Every record below should be written out exactly; pictures stay out.

== Extracted records

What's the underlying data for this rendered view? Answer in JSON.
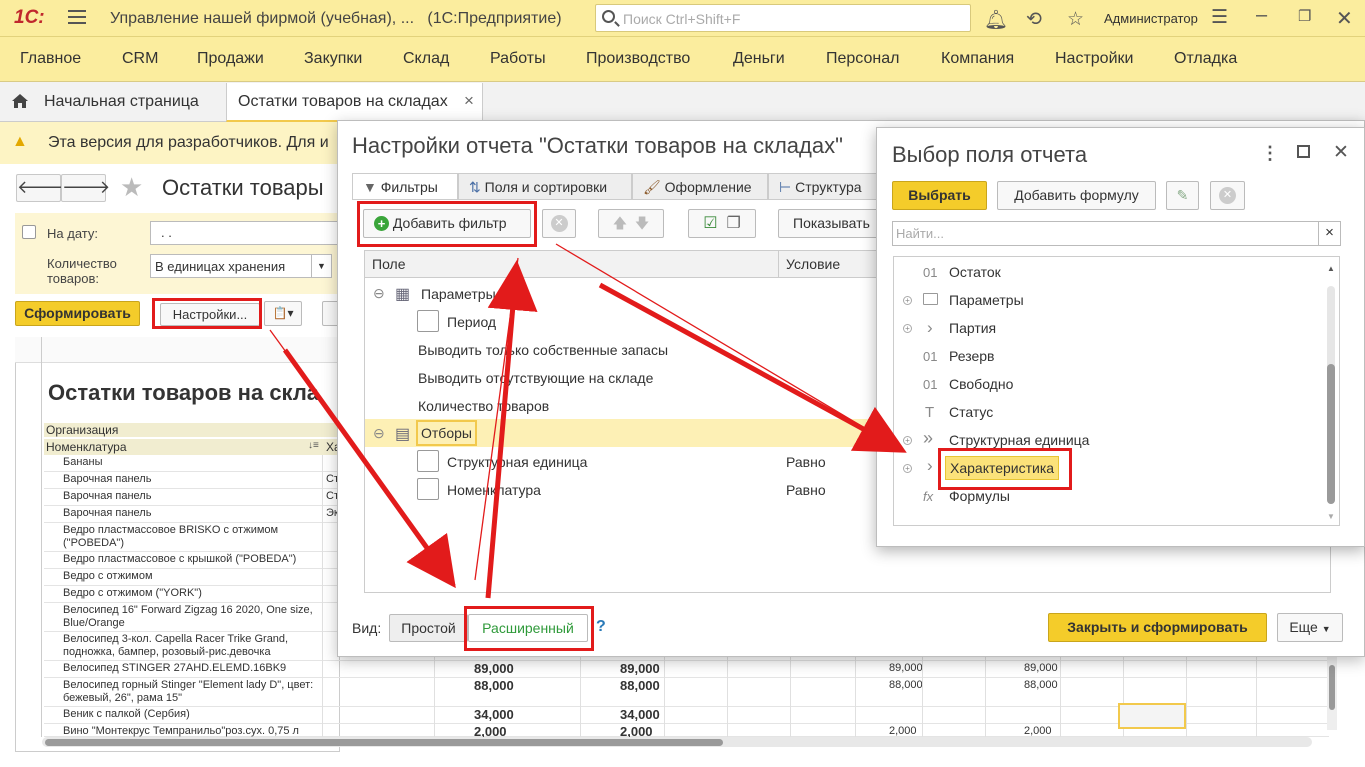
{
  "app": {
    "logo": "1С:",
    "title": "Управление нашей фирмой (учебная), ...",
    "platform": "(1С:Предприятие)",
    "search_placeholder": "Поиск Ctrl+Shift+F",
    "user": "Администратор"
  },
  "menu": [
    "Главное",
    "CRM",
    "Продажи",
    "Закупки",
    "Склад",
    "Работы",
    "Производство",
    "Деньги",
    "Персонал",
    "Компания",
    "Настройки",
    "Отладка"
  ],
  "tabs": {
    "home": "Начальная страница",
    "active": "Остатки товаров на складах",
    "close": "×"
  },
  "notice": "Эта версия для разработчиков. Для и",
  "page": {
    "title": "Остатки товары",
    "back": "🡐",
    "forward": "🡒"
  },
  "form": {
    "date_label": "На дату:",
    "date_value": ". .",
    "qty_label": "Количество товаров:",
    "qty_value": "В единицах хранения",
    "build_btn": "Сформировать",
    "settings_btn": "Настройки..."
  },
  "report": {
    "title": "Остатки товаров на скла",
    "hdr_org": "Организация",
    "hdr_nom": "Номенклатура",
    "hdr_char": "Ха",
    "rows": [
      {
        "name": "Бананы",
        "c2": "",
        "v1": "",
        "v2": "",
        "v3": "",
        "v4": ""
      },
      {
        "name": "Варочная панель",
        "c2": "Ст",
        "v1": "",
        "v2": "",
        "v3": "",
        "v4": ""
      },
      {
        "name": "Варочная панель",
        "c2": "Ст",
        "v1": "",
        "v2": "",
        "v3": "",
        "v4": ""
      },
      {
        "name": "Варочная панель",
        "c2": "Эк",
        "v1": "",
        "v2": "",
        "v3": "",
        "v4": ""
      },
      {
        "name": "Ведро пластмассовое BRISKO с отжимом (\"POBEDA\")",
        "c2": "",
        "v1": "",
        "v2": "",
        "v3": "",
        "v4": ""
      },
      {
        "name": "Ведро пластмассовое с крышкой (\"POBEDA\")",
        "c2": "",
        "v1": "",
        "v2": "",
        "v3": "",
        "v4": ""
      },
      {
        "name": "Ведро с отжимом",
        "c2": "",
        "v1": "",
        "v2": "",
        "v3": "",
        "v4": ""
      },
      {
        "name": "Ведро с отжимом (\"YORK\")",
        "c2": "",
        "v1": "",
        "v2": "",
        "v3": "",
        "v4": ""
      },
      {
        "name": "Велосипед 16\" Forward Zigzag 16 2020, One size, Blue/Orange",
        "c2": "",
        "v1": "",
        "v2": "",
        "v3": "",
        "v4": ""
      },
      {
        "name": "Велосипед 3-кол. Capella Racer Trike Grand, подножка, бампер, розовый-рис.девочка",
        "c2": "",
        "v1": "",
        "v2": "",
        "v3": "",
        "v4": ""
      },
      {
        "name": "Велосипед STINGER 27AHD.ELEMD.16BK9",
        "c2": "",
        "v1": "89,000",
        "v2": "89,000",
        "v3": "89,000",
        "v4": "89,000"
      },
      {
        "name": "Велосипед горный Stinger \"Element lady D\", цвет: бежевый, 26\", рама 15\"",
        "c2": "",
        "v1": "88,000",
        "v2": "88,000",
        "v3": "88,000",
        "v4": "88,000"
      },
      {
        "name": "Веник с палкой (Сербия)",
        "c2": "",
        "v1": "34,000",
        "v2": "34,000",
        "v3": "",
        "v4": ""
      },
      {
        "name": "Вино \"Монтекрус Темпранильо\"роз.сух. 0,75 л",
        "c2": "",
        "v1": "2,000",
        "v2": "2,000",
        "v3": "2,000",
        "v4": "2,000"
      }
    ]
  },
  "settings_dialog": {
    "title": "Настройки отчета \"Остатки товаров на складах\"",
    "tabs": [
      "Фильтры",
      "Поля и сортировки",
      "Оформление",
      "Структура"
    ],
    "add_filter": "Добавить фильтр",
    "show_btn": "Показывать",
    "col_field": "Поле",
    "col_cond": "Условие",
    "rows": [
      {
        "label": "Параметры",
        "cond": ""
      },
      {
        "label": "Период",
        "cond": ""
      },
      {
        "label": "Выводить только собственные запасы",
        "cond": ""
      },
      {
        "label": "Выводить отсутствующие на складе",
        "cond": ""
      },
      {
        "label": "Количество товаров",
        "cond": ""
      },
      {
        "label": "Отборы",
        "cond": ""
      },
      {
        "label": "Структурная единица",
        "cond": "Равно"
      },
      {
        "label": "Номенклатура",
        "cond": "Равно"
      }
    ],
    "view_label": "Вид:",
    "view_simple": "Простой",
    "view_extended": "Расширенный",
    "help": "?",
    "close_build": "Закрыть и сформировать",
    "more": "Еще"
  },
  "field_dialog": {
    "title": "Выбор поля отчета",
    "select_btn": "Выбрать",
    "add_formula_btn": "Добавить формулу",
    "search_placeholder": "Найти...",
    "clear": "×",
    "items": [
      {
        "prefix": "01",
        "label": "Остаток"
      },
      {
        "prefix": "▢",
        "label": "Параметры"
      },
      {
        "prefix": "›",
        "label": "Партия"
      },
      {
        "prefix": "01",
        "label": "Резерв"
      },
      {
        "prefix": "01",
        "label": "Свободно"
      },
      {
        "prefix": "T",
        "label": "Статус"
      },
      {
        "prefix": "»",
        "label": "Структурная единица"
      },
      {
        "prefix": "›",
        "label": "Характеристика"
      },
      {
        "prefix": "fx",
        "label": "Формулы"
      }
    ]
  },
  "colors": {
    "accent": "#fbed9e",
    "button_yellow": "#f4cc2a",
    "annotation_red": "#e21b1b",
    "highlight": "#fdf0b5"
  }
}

====

## Full answer
What's the underlying data for this rendered view? Answer in JSON.
{
  "app": {
    "logo": "1С:",
    "title": "Управление нашей фирмой (учебная), ...",
    "platform": "(1С:Предприятие)",
    "search_placeholder": "Поиск Ctrl+Shift+F",
    "user": "Администратор"
  },
  "menu": [
    "Главное",
    "CRM",
    "Продажи",
    "Закупки",
    "Склад",
    "Работы",
    "Производство",
    "Деньги",
    "Персонал",
    "Компания",
    "Настройки",
    "Отладка"
  ],
  "tabs": {
    "home": "Начальная страница",
    "active": "Остатки товаров на складах",
    "close": "×"
  },
  "notice": "Эта версия для разработчиков. Для и",
  "page": {
    "title": "Остатки товары",
    "back": "🡐",
    "forward": "🡒"
  },
  "form": {
    "date_label": "На дату:",
    "date_value": ". .",
    "qty_label": "Количество товаров:",
    "qty_value": "В единицах хранения",
    "build_btn": "Сформировать",
    "settings_btn": "Настройки..."
  },
  "report": {
    "title": "Остатки товаров на скла",
    "hdr_org": "Организация",
    "hdr_nom": "Номенклатура",
    "hdr_char": "Ха",
    "rows": [
      {
        "name": "Бананы",
        "c2": "",
        "v1": "",
        "v2": "",
        "v3": "",
        "v4": ""
      },
      {
        "name": "Варочная панель",
        "c2": "Ст",
        "v1": "",
        "v2": "",
        "v3": "",
        "v4": ""
      },
      {
        "name": "Варочная панель",
        "c2": "Ст",
        "v1": "",
        "v2": "",
        "v3": "",
        "v4": ""
      },
      {
        "name": "Варочная панель",
        "c2": "Эк",
        "v1": "",
        "v2": "",
        "v3": "",
        "v4": ""
      },
      {
        "name": "Ведро пластмассовое BRISKO с отжимом (\"POBEDA\")",
        "c2": "",
        "v1": "",
        "v2": "",
        "v3": "",
        "v4": ""
      },
      {
        "name": "Ведро пластмассовое с крышкой (\"POBEDA\")",
        "c2": "",
        "v1": "",
        "v2": "",
        "v3": "",
        "v4": ""
      },
      {
        "name": "Ведро с отжимом",
        "c2": "",
        "v1": "",
        "v2": "",
        "v3": "",
        "v4": ""
      },
      {
        "name": "Ведро с отжимом (\"YORK\")",
        "c2": "",
        "v1": "",
        "v2": "",
        "v3": "",
        "v4": ""
      },
      {
        "name": "Велосипед 16\" Forward Zigzag 16 2020, One size, Blue/Orange",
        "c2": "",
        "v1": "",
        "v2": "",
        "v3": "",
        "v4": ""
      },
      {
        "name": "Велосипед 3-кол. Capella Racer Trike Grand, подножка, бампер, розовый-рис.девочка",
        "c2": "",
        "v1": "",
        "v2": "",
        "v3": "",
        "v4": ""
      },
      {
        "name": "Велосипед STINGER 27AHD.ELEMD.16BK9",
        "c2": "",
        "v1": "89,000",
        "v2": "89,000",
        "v3": "89,000",
        "v4": "89,000"
      },
      {
        "name": "Велосипед горный Stinger \"Element lady D\", цвет: бежевый, 26\", рама 15\"",
        "c2": "",
        "v1": "88,000",
        "v2": "88,000",
        "v3": "88,000",
        "v4": "88,000"
      },
      {
        "name": "Веник с палкой (Сербия)",
        "c2": "",
        "v1": "34,000",
        "v2": "34,000",
        "v3": "",
        "v4": ""
      },
      {
        "name": "Вино \"Монтекрус Темпранильо\"роз.сух. 0,75 л",
        "c2": "",
        "v1": "2,000",
        "v2": "2,000",
        "v3": "2,000",
        "v4": "2,000"
      }
    ]
  },
  "settings_dialog": {
    "title": "Настройки отчета \"Остатки товаров на складах\"",
    "tabs": [
      "Фильтры",
      "Поля и сортировки",
      "Оформление",
      "Структура"
    ],
    "add_filter": "Добавить фильтр",
    "show_btn": "Показывать",
    "col_field": "Поле",
    "col_cond": "Условие",
    "rows": [
      {
        "label": "Параметры",
        "cond": ""
      },
      {
        "label": "Период",
        "cond": ""
      },
      {
        "label": "Выводить только собственные запасы",
        "cond": ""
      },
      {
        "label": "Выводить отсутствующие на складе",
        "cond": ""
      },
      {
        "label": "Количество товаров",
        "cond": ""
      },
      {
        "label": "Отборы",
        "cond": ""
      },
      {
        "label": "Структурная единица",
        "cond": "Равно"
      },
      {
        "label": "Номенклатура",
        "cond": "Равно"
      }
    ],
    "view_label": "Вид:",
    "view_simple": "Простой",
    "view_extended": "Расширенный",
    "help": "?",
    "close_build": "Закрыть и сформировать",
    "more": "Еще"
  },
  "field_dialog": {
    "title": "Выбор поля отчета",
    "select_btn": "Выбрать",
    "add_formula_btn": "Добавить формулу",
    "search_placeholder": "Найти...",
    "clear": "×",
    "items": [
      {
        "prefix": "01",
        "label": "Остаток"
      },
      {
        "prefix": "▢",
        "label": "Параметры"
      },
      {
        "prefix": "›",
        "label": "Партия"
      },
      {
        "prefix": "01",
        "label": "Резерв"
      },
      {
        "prefix": "01",
        "label": "Свободно"
      },
      {
        "prefix": "T",
        "label": "Статус"
      },
      {
        "prefix": "»",
        "label": "Структурная единица"
      },
      {
        "prefix": "›",
        "label": "Характеристика"
      },
      {
        "prefix": "fx",
        "label": "Формулы"
      }
    ]
  },
  "colors": {
    "accent": "#fbed9e",
    "button_yellow": "#f4cc2a",
    "annotation_red": "#e21b1b",
    "highlight": "#fdf0b5"
  }
}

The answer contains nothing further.